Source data
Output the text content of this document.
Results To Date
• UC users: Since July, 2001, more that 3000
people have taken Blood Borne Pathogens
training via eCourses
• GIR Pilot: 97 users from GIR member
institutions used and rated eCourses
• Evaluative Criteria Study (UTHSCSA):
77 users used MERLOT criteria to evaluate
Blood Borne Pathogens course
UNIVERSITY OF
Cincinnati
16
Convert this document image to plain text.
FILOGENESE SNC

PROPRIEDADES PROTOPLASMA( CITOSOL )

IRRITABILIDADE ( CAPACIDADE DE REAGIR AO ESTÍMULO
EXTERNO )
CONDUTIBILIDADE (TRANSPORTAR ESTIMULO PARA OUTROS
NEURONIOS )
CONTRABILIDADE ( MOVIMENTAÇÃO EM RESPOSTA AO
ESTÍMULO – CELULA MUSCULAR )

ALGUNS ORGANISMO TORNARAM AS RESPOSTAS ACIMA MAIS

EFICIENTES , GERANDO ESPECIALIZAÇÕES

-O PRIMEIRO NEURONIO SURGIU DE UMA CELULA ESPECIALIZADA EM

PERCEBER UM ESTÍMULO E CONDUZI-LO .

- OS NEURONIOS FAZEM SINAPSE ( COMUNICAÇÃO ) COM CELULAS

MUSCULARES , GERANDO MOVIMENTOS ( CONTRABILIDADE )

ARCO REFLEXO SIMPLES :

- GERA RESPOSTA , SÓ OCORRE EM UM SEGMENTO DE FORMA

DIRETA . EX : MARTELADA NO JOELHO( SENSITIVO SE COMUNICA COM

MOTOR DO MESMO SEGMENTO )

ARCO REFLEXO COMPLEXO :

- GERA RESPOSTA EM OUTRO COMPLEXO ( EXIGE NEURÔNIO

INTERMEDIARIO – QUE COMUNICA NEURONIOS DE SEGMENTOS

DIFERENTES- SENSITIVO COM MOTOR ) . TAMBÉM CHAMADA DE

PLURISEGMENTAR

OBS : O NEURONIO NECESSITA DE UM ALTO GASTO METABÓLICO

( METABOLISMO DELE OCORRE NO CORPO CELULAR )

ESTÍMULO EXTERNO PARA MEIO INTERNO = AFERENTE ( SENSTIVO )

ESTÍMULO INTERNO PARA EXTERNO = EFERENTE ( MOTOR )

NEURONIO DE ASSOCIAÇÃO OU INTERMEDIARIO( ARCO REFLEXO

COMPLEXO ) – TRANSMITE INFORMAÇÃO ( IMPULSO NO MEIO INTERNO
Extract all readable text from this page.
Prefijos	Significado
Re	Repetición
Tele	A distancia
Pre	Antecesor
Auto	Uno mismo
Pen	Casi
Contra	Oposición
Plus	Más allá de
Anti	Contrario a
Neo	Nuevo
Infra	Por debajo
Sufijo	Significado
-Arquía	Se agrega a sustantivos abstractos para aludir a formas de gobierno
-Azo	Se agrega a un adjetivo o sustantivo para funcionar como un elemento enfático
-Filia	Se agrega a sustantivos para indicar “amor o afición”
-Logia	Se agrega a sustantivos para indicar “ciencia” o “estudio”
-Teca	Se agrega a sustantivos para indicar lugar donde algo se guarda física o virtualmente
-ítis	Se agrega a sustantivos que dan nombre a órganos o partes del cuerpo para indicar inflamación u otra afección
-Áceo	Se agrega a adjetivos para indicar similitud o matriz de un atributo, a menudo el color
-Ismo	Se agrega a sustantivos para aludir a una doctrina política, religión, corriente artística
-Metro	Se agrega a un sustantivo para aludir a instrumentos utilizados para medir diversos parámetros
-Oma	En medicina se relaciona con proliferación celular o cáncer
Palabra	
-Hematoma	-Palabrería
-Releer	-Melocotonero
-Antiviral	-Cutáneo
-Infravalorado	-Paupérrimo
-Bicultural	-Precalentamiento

• **TASK OBJECTIVE**:
Please return all of the entries exactly as they were given.

• **RESULT FOR THIS EXERCISE**:
Output the text content of this document.
Results To Date
• UC users: Since July, 2001, more that 3000
people have taken Blood Borne Pathogens
training via eCourses
• GIR Pilot: 97 users from GIR member
institutions used and rated eCourses
• Evaluative Criteria Study (UTHSCSA):
77 users used MERLOT criteria to evaluate
Blood Borne Pathogens course
UNIVERSITY OF
Cincinnati
16
Convert this document image to plain text.
FILOGENESE SNC

PROPRIEDADES PROTOPLASMA( CITOSOL )

IRRITABILIDADE ( CAPACIDADE DE REAGIR AO ESTÍMULO
EXTERNO )
CONDUTIBILIDADE (TRANSPORTAR ESTIMULO PARA OUTROS
NEURONIOS )
CONTRABILIDADE ( MOVIMENTAÇÃO EM RESPOSTA AO
ESTÍMULO – CELULA MUSCULAR )

ALGUNS ORGANISMO TORNARAM AS RESPOSTAS ACIMA MAIS

EFICIENTES , GERANDO ESPECIALIZAÇÕES

-O PRIMEIRO NEURONIO SURGIU DE UMA CELULA ESPECIALIZADA EM

PERCEBER UM ESTÍMULO E CONDUZI-LO .

- OS NEURONIOS FAZEM SINAPSE ( COMUNICAÇÃO ) COM CELULAS

MUSCULARES , GERANDO MOVIMENTOS ( CONTRABILIDADE )

ARCO REFLEXO SIMPLES :

- GERA RESPOSTA , SÓ OCORRE EM UM SEGMENTO DE FORMA

DIRETA . EX : MARTELADA NO JOELHO( SENSITIVO SE COMUNICA COM

MOTOR DO MESMO SEGMENTO )

ARCO REFLEXO COMPLEXO :

- GERA RESPOSTA EM OUTRO COMPLEXO ( EXIGE NEURÔNIO

INTERMEDIARIO – QUE COMUNICA NEURONIOS DE SEGMENTOS

DIFERENTES- SENSITIVO COM MOTOR ) . TAMBÉM CHAMADA DE

PLURISEGMENTAR

OBS : O NEURONIO NECESSITA DE UM ALTO GASTO METABÓLICO

( METABOLISMO DELE OCORRE NO CORPO CELULAR )

ESTÍMULO EXTERNO PARA MEIO INTERNO = AFERENTE ( SENSTIVO )

ESTÍMULO INTERNO PARA EXTERNO = EFERENTE ( MOTOR )

NEURONIO DE ASSOCIAÇÃO OU INTERMEDIARIO( ARCO REFLEXO

COMPLEXO ) – TRANSMITE INFORMAÇÃO ( IMPULSO NO MEIO INTERNO
Extract all readable text from this page.
Prefijos	Significado
Re	Repetición
Tele	A distancia
Pre	Antecesor
Auto	Uno mismo
Pen	Casi
Contra	Oposición
Plus	Más allá de
Anti	Contrario a
Neo	Nuevo
Infra	Por debajo
Sufijo	Significado
-Arquía	Se agrega a sustantivos abstractos para aludir a formas de gobierno
-Azo	Se agrega a un adjetivo o sustantivo para funcionar como un elemento enfático
-Filia	Se agrega a sustantivos para indicar “amor o afición”
-Logia	Se agrega a sustantivos para indicar “ciencia” o “estudio”
-Teca	Se agrega a sustantivos para indicar lugar donde algo se guarda física o virtualmente
-ítis	Se agrega a sustantivos que dan nombre a órganos o partes del cuerpo para indicar inflamación u otra afección
-Áceo	Se agrega a adjetivos para indicar similitud o matriz de un atributo, a menudo el color
-Ismo	Se agrega a sustantivos para aludir a una doctrina política, religión, corriente artística
-Metro	Se agrega a un sustantivo para aludir a instrumentos utilizados para medir diversos parámetros
-Oma	En medicina se relaciona con proliferación celular o cáncer
Palabra	
-Hematoma	-Palabrería
-Releer	-Melocotonero
-Antiviral	-Cutáneo
-Infravalorado	-Paupérrimo
-Bicultural	-Precalentamiento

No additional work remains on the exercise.